== Task brief ==
Scan the data below. Pull out each line where "plan" occurs.

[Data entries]
+ + + + +

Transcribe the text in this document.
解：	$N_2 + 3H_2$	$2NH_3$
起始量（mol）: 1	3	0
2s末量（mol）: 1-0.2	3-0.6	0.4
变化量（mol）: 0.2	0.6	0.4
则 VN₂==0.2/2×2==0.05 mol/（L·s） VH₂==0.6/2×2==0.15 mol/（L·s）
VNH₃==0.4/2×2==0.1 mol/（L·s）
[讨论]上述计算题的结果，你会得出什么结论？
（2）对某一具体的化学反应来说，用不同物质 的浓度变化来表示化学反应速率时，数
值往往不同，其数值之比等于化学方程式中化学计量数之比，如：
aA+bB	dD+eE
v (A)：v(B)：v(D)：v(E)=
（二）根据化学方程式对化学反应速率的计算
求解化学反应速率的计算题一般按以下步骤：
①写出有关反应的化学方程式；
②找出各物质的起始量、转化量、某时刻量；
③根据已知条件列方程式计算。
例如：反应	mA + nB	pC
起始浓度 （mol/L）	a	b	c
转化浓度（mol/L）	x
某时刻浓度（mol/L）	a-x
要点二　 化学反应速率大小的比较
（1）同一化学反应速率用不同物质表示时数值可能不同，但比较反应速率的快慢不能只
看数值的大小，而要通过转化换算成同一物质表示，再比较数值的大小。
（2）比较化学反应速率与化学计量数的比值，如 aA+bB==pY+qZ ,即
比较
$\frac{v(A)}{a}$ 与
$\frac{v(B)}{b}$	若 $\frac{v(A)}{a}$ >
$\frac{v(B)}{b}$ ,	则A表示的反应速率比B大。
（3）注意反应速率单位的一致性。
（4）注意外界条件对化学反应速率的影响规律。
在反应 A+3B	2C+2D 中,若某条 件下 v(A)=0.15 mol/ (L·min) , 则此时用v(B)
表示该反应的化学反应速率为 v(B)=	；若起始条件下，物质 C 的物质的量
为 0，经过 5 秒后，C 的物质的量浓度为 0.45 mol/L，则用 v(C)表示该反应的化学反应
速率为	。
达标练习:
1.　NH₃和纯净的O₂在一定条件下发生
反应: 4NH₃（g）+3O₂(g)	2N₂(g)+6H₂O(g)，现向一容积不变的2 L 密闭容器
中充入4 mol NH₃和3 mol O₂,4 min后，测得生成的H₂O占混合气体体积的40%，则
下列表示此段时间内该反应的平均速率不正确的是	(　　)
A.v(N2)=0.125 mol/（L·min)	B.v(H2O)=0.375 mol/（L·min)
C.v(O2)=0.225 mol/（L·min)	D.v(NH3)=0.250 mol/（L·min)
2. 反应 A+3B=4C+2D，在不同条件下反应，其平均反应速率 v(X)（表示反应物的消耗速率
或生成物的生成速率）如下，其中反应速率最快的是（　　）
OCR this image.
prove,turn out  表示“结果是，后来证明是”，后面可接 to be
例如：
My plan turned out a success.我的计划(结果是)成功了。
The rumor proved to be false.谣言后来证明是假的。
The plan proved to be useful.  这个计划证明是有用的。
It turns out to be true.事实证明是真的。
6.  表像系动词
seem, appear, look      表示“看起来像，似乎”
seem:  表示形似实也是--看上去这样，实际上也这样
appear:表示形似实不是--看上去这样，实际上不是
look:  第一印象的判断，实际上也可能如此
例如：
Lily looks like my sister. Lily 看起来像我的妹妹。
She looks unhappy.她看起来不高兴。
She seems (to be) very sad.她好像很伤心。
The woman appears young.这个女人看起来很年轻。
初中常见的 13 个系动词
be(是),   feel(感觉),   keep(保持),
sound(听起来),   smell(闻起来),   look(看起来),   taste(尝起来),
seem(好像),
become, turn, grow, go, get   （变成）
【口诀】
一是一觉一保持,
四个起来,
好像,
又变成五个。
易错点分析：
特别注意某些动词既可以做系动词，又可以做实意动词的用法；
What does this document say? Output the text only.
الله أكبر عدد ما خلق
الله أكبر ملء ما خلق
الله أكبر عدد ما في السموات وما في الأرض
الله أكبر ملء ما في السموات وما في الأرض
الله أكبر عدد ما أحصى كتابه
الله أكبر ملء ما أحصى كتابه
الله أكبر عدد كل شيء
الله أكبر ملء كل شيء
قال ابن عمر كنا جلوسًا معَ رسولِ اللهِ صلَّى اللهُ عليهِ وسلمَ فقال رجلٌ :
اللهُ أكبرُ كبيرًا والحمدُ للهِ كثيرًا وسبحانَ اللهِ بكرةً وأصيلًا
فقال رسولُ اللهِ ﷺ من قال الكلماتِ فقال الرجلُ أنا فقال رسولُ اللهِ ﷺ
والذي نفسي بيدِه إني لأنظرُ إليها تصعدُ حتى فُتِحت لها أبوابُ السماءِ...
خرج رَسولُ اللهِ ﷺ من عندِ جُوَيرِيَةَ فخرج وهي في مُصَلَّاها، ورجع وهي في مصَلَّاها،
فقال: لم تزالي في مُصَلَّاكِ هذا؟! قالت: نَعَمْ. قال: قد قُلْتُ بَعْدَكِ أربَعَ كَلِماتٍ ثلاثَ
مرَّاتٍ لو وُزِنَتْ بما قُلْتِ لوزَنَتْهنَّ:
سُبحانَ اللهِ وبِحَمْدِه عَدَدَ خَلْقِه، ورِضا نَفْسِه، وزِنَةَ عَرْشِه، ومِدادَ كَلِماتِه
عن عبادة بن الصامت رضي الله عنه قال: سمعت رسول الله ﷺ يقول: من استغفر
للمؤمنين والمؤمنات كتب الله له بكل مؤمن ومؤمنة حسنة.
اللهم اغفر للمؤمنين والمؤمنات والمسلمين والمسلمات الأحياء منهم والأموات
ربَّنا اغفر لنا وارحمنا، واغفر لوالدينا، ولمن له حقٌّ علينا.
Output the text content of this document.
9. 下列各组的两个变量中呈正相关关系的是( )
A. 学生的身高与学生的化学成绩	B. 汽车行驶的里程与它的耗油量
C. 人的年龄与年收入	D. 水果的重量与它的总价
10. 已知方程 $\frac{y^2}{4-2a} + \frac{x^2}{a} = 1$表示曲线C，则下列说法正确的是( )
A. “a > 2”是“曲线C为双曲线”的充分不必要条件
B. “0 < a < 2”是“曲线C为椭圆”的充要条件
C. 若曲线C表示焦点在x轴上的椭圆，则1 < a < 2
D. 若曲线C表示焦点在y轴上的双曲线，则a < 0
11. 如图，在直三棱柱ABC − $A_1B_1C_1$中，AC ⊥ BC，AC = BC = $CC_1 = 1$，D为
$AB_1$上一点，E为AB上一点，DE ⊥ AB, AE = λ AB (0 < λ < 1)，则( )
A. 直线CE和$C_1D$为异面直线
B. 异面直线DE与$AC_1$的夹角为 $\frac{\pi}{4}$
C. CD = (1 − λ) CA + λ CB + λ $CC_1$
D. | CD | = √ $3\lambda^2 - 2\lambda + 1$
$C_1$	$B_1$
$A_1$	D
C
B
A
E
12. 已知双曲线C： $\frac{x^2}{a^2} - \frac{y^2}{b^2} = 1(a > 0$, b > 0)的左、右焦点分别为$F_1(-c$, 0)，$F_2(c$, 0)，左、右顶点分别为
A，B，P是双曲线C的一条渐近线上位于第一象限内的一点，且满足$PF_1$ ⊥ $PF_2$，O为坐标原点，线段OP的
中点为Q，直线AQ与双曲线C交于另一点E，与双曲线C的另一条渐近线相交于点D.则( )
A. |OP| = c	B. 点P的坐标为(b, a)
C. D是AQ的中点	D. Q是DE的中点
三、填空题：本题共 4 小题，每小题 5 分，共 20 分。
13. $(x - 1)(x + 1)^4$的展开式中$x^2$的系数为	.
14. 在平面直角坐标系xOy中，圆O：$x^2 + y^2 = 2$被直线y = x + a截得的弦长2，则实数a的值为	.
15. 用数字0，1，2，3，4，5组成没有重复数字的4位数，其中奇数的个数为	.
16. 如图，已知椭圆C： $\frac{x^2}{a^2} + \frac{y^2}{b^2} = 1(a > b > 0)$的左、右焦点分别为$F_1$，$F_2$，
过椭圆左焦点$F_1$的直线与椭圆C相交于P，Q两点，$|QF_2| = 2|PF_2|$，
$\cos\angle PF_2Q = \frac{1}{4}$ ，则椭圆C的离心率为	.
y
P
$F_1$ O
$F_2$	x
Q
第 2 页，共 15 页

+ + + + +

== Task answer ==
My plan turned out a success.我的计划(结果是)成功了。
The plan proved to be useful.  这个计划证明是有用的。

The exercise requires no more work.